TASK - Look through the lines below and state how many hold the word "пульса". Write only the number.

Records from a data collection
* * *

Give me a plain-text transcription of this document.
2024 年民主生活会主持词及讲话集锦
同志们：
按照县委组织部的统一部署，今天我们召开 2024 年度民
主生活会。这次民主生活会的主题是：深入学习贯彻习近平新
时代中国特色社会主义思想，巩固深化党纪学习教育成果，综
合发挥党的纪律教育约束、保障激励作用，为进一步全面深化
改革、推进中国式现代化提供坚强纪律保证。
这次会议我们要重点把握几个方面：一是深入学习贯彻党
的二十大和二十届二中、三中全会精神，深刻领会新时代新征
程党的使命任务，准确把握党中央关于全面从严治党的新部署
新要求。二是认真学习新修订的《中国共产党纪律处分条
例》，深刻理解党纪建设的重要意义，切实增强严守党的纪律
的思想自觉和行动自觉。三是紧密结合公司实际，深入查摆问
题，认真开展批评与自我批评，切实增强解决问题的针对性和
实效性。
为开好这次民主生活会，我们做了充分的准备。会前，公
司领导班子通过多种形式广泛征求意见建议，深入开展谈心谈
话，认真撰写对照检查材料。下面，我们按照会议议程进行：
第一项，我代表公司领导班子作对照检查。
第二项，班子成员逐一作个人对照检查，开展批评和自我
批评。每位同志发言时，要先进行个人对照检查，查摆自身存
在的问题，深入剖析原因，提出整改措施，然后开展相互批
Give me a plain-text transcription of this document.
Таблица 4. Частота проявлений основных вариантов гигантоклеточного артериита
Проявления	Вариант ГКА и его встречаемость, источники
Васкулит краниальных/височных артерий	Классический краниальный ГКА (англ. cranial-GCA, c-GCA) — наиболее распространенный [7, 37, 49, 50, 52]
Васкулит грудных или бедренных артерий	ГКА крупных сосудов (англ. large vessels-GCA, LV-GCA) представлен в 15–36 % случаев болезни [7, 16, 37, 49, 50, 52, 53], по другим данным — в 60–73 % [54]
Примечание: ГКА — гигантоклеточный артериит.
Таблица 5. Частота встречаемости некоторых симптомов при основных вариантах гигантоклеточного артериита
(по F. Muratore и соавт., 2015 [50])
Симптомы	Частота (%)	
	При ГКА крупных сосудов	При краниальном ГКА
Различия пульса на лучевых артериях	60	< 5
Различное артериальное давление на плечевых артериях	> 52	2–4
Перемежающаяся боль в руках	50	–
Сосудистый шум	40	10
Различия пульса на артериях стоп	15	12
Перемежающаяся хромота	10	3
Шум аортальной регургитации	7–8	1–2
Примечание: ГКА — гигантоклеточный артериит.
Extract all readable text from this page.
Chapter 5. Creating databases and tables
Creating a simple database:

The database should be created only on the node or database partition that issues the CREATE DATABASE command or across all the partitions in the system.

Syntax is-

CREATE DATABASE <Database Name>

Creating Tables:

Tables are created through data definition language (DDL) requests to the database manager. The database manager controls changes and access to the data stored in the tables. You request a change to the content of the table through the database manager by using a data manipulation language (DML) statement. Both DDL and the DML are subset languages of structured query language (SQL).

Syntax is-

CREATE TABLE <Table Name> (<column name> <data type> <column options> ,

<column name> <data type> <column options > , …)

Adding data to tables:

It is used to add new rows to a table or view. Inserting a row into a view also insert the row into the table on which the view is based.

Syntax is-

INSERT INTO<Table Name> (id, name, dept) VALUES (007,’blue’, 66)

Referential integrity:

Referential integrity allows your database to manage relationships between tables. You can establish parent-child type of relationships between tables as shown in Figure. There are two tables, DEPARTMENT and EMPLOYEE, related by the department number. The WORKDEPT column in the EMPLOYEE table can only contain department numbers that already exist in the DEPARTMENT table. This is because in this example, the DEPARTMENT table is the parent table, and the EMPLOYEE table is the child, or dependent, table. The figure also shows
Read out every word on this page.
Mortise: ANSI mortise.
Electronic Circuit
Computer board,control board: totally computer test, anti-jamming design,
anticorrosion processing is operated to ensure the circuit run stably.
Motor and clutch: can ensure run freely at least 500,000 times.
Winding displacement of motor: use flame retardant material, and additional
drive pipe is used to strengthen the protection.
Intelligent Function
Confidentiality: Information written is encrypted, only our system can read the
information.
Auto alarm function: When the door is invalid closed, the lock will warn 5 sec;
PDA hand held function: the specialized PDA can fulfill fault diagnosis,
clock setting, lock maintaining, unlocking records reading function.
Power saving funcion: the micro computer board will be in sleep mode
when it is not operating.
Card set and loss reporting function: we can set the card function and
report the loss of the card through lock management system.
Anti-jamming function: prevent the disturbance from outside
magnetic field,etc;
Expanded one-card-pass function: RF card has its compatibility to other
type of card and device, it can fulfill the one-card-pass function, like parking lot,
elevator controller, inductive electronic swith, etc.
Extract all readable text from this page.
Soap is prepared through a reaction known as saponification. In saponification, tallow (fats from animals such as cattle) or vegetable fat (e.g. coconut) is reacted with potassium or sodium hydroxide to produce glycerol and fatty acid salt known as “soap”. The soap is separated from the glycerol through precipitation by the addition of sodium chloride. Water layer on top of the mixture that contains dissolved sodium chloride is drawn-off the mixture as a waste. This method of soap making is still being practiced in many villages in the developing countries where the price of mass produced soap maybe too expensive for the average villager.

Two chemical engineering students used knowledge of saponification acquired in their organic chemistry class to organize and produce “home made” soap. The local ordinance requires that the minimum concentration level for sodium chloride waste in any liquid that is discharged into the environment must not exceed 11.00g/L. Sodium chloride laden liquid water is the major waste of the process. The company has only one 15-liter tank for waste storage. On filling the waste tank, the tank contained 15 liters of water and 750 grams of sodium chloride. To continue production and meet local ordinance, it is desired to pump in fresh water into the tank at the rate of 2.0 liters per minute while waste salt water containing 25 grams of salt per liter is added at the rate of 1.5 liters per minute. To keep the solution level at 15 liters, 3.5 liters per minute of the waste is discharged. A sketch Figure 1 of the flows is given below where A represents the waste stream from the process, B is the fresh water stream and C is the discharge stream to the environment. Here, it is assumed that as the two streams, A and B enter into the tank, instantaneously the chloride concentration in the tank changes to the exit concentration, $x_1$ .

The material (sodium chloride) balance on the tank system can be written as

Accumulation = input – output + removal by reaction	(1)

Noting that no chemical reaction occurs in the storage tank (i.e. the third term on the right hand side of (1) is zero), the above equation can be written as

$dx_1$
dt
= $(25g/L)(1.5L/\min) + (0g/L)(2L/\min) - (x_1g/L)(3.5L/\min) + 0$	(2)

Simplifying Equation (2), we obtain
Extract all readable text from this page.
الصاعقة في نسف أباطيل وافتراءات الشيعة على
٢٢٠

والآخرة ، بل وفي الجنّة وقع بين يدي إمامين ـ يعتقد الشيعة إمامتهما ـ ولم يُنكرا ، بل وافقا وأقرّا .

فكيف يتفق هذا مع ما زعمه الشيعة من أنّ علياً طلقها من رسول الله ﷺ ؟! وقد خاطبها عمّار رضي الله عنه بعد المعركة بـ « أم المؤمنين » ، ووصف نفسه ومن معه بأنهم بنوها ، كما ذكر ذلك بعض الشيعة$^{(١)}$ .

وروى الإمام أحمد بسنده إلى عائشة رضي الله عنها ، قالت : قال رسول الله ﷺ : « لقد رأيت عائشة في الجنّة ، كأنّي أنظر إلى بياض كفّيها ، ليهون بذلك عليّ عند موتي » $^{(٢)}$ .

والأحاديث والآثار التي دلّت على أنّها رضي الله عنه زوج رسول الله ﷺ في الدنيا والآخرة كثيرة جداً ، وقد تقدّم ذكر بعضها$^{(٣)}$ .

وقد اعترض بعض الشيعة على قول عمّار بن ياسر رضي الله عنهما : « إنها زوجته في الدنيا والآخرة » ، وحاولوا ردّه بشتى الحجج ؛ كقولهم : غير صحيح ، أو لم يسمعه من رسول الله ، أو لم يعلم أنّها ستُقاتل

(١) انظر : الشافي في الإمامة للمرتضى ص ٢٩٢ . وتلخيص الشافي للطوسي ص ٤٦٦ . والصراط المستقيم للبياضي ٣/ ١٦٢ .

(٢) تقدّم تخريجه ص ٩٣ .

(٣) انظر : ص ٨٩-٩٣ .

* * *

WRITTEN SOLUTION - 2